## ACTIVITY
Copy every line of the material below exactly.
══ PROVIDED DATA
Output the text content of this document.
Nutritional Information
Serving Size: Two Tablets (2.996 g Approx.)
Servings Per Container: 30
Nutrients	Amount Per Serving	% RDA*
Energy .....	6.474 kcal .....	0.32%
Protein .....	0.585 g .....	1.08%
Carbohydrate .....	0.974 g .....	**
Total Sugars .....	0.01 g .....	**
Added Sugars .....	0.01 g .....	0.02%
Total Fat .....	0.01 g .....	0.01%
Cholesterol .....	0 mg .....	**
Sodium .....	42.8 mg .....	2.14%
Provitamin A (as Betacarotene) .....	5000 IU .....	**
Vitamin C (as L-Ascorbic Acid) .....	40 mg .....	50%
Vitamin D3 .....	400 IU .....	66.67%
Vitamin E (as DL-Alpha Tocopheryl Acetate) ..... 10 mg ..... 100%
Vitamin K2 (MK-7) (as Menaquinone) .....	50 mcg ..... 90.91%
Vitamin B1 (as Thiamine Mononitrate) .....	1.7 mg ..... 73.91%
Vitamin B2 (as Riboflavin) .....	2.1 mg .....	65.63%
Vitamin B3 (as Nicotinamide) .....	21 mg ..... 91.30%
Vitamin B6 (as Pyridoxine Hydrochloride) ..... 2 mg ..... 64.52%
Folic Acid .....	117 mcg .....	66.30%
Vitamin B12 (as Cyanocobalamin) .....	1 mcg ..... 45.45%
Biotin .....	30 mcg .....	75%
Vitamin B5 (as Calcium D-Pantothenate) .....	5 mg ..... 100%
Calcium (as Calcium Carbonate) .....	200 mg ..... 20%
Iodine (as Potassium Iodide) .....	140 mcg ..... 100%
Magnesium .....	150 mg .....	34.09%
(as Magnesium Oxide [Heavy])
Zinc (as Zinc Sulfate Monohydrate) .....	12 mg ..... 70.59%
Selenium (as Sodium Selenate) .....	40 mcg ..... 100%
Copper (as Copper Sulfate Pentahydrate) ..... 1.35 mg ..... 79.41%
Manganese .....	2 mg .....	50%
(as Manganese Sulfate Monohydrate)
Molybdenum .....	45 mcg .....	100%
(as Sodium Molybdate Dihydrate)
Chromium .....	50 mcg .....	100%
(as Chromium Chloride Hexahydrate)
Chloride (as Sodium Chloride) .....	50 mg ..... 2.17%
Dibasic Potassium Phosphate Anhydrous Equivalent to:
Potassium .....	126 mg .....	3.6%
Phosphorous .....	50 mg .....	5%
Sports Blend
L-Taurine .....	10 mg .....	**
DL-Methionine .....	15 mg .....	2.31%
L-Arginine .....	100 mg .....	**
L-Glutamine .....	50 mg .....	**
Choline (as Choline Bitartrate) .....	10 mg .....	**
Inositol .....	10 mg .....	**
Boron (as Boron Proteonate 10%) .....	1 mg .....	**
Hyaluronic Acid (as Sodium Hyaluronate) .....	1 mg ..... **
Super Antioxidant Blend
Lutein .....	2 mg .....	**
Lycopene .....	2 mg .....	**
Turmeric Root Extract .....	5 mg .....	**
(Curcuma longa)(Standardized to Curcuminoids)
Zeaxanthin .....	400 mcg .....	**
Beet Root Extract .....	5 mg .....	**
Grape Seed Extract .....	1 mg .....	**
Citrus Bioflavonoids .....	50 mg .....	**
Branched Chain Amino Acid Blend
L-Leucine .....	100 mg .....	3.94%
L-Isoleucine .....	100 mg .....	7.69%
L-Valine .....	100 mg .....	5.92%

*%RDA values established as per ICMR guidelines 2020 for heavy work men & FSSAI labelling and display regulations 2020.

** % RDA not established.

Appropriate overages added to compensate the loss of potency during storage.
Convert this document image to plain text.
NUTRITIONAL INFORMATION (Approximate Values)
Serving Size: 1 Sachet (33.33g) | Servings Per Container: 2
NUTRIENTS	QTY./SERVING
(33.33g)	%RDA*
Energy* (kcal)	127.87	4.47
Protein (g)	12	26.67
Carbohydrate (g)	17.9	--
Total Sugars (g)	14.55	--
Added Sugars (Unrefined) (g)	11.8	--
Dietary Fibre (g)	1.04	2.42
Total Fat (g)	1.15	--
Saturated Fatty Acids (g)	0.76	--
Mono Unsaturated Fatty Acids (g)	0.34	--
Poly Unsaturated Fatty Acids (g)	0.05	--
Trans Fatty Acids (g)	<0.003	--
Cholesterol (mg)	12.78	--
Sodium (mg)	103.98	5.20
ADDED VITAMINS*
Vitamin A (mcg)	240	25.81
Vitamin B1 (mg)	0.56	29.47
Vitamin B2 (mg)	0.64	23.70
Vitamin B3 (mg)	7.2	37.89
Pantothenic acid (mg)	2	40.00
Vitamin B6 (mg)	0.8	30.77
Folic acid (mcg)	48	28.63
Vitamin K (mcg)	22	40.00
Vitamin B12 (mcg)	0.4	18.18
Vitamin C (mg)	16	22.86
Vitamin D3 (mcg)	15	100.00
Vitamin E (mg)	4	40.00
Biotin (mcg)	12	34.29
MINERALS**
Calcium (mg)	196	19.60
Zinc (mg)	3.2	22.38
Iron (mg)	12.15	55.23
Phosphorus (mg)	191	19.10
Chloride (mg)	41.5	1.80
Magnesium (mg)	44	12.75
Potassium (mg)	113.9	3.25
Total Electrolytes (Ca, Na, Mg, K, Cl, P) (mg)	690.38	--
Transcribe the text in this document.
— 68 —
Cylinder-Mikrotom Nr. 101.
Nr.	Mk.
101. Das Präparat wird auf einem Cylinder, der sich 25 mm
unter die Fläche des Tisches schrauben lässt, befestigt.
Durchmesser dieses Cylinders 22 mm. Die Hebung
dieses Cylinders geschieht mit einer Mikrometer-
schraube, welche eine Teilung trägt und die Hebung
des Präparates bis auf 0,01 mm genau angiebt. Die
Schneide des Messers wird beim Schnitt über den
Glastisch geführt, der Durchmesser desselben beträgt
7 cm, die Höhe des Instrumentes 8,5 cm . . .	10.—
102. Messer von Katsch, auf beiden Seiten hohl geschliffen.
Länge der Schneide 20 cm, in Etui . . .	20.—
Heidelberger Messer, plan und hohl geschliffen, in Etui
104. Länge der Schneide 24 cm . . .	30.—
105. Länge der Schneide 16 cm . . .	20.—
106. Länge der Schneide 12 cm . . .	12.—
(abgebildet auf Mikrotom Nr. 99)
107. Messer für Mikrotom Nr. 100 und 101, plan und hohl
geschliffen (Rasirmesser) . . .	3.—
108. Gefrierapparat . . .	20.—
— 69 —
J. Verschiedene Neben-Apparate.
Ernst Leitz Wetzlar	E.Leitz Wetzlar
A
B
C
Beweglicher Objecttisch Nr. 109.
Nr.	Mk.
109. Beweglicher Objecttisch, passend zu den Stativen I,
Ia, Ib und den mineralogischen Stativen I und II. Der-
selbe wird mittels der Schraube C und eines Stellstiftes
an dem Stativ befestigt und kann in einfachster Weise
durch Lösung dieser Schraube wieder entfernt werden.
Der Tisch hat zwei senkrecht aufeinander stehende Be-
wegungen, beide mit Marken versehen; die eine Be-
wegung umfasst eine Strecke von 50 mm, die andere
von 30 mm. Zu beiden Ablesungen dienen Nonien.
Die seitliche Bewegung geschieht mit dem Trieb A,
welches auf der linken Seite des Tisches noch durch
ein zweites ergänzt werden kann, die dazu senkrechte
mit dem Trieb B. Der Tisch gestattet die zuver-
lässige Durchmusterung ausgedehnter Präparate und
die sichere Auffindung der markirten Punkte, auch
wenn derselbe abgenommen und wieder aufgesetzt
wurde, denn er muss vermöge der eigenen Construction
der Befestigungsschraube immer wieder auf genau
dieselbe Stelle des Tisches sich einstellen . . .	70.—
════
## ANSWER TO THE EXERCISE
Output the text content of this document.
Nutritional Information
Serving Size: Two Tablets (2.996 g Approx.)
Servings Per Container: 30
Nutrients	Amount Per Serving	% RDA*
Energy .....	6.474 kcal .....	0.32%
Protein .....	0.585 g .....	1.08%
Carbohydrate .....	0.974 g .....	**
Total Sugars .....	0.01 g .....	**
Added Sugars .....	0.01 g .....	0.02%
Total Fat .....	0.01 g .....	0.01%
Cholesterol .....	0 mg .....	**
Sodium .....	42.8 mg .....	2.14%
Provitamin A (as Betacarotene) .....	5000 IU .....	**
Vitamin C (as L-Ascorbic Acid) .....	40 mg .....	50%
Vitamin D3 .....	400 IU .....	66.67%
Vitamin E (as DL-Alpha Tocopheryl Acetate) ..... 10 mg ..... 100%
Vitamin K2 (MK-7) (as Menaquinone) .....	50 mcg ..... 90.91%
Vitamin B1 (as Thiamine Mononitrate) .....	1.7 mg ..... 73.91%
Vitamin B2 (as Riboflavin) .....	2.1 mg .....	65.63%
Vitamin B3 (as Nicotinamide) .....	21 mg ..... 91.30%
Vitamin B6 (as Pyridoxine Hydrochloride) ..... 2 mg ..... 64.52%
Folic Acid .....	117 mcg .....	66.30%
Vitamin B12 (as Cyanocobalamin) .....	1 mcg ..... 45.45%
Biotin .....	30 mcg .....	75%
Vitamin B5 (as Calcium D-Pantothenate) .....	5 mg ..... 100%
Calcium (as Calcium Carbonate) .....	200 mg ..... 20%
Iodine (as Potassium Iodide) .....	140 mcg ..... 100%
Magnesium .....	150 mg .....	34.09%
(as Magnesium Oxide [Heavy])
Zinc (as Zinc Sulfate Monohydrate) .....	12 mg ..... 70.59%
Selenium (as Sodium Selenate) .....	40 mcg ..... 100%
Copper (as Copper Sulfate Pentahydrate) ..... 1.35 mg ..... 79.41%
Manganese .....	2 mg .....	50%
(as Manganese Sulfate Monohydrate)
Molybdenum .....	45 mcg .....	100%
(as Sodium Molybdate Dihydrate)
Chromium .....	50 mcg .....	100%
(as Chromium Chloride Hexahydrate)
Chloride (as Sodium Chloride) .....	50 mg ..... 2.17%
Dibasic Potassium Phosphate Anhydrous Equivalent to:
Potassium .....	126 mg .....	3.6%
Phosphorous .....	50 mg .....	5%
Sports Blend
L-Taurine .....	10 mg .....	**
DL-Methionine .....	15 mg .....	2.31%
L-Arginine .....	100 mg .....	**
L-Glutamine .....	50 mg .....	**
Choline (as Choline Bitartrate) .....	10 mg .....	**
Inositol .....	10 mg .....	**
Boron (as Boron Proteonate 10%) .....	1 mg .....	**
Hyaluronic Acid (as Sodium Hyaluronate) .....	1 mg ..... **
Super Antioxidant Blend
Lutein .....	2 mg .....	**
Lycopene .....	2 mg .....	**
Turmeric Root Extract .....	5 mg .....	**
(Curcuma longa)(Standardized to Curcuminoids)
Zeaxanthin .....	400 mcg .....	**
Beet Root Extract .....	5 mg .....	**
Grape Seed Extract .....	1 mg .....	**
Citrus Bioflavonoids .....	50 mg .....	**
Branched Chain Amino Acid Blend
L-Leucine .....	100 mg .....	3.94%
L-Isoleucine .....	100 mg .....	7.69%
L-Valine .....	100 mg .....	5.92%

*%RDA values established as per ICMR guidelines 2020 for heavy work men & FSSAI labelling and display regulations 2020.

** % RDA not established.

Appropriate overages added to compensate the loss of potency during storage.
Convert this document image to plain text.
NUTRITIONAL INFORMATION (Approximate Values)
Serving Size: 1 Sachet (33.33g) | Servings Per Container: 2
NUTRIENTS	QTY./SERVING
(33.33g)	%RDA*
Energy* (kcal)	127.87	4.47
Protein (g)	12	26.67
Carbohydrate (g)	17.9	--
Total Sugars (g)	14.55	--
Added Sugars (Unrefined) (g)	11.8	--
Dietary Fibre (g)	1.04	2.42
Total Fat (g)	1.15	--
Saturated Fatty Acids (g)	0.76	--
Mono Unsaturated Fatty Acids (g)	0.34	--
Poly Unsaturated Fatty Acids (g)	0.05	--
Trans Fatty Acids (g)	<0.003	--
Cholesterol (mg)	12.78	--
Sodium (mg)	103.98	5.20
ADDED VITAMINS*
Vitamin A (mcg)	240	25.81
Vitamin B1 (mg)	0.56	29.47
Vitamin B2 (mg)	0.64	23.70
Vitamin B3 (mg)	7.2	37.89
Pantothenic acid (mg)	2	40.00
Vitamin B6 (mg)	0.8	30.77
Folic acid (mcg)	48	28.63
Vitamin K (mcg)	22	40.00
Vitamin B12 (mcg)	0.4	18.18
Vitamin C (mg)	16	22.86
Vitamin D3 (mcg)	15	100.00
Vitamin E (mg)	4	40.00
Biotin (mcg)	12	34.29
MINERALS**
Calcium (mg)	196	19.60
Zinc (mg)	3.2	22.38
Iron (mg)	12.15	55.23
Phosphorus (mg)	191	19.10
Chloride (mg)	41.5	1.80
Magnesium (mg)	44	12.75
Potassium (mg)	113.9	3.25
Total Electrolytes (Ca, Na, Mg, K, Cl, P) (mg)	690.38	--
Transcribe the text in this document.
— 68 —
Cylinder-Mikrotom Nr. 101.
Nr.	Mk.
101. Das Präparat wird auf einem Cylinder, der sich 25 mm
unter die Fläche des Tisches schrauben lässt, befestigt.
Durchmesser dieses Cylinders 22 mm. Die Hebung
dieses Cylinders geschieht mit einer Mikrometer-
schraube, welche eine Teilung trägt und die Hebung
des Präparates bis auf 0,01 mm genau angiebt. Die
Schneide des Messers wird beim Schnitt über den
Glastisch geführt, der Durchmesser desselben beträgt
7 cm, die Höhe des Instrumentes 8,5 cm . . .	10.—
102. Messer von Katsch, auf beiden Seiten hohl geschliffen.
Länge der Schneide 20 cm, in Etui . . .	20.—
Heidelberger Messer, plan und hohl geschliffen, in Etui
104. Länge der Schneide 24 cm . . .	30.—
105. Länge der Schneide 16 cm . . .	20.—
106. Länge der Schneide 12 cm . . .	12.—
(abgebildet auf Mikrotom Nr. 99)
107. Messer für Mikrotom Nr. 100 und 101, plan und hohl
geschliffen (Rasirmesser) . . .	3.—
108. Gefrierapparat . . .	20.—
— 69 —
J. Verschiedene Neben-Apparate.
Ernst Leitz Wetzlar	E.Leitz Wetzlar
A
B
C
Beweglicher Objecttisch Nr. 109.
Nr.	Mk.
109. Beweglicher Objecttisch, passend zu den Stativen I,
Ia, Ib und den mineralogischen Stativen I und II. Der-
selbe wird mittels der Schraube C und eines Stellstiftes
an dem Stativ befestigt und kann in einfachster Weise
durch Lösung dieser Schraube wieder entfernt werden.
Der Tisch hat zwei senkrecht aufeinander stehende Be-
wegungen, beide mit Marken versehen; die eine Be-
wegung umfasst eine Strecke von 50 mm, die andere
von 30 mm. Zu beiden Ablesungen dienen Nonien.
Die seitliche Bewegung geschieht mit dem Trieb A,
welches auf der linken Seite des Tisches noch durch
ein zweites ergänzt werden kann, die dazu senkrechte
mit dem Trieb B. Der Tisch gestattet die zuver-
lässige Durchmusterung ausgedehnter Präparate und
die sichere Auffindung der markirten Punkte, auch
wenn derselbe abgenommen und wieder aufgesetzt
wurde, denn er muss vermöge der eigenen Construction
der Befestigungsschraube immer wieder auf genau
dieselbe Stelle des Tisches sich einstellen . . .	70.—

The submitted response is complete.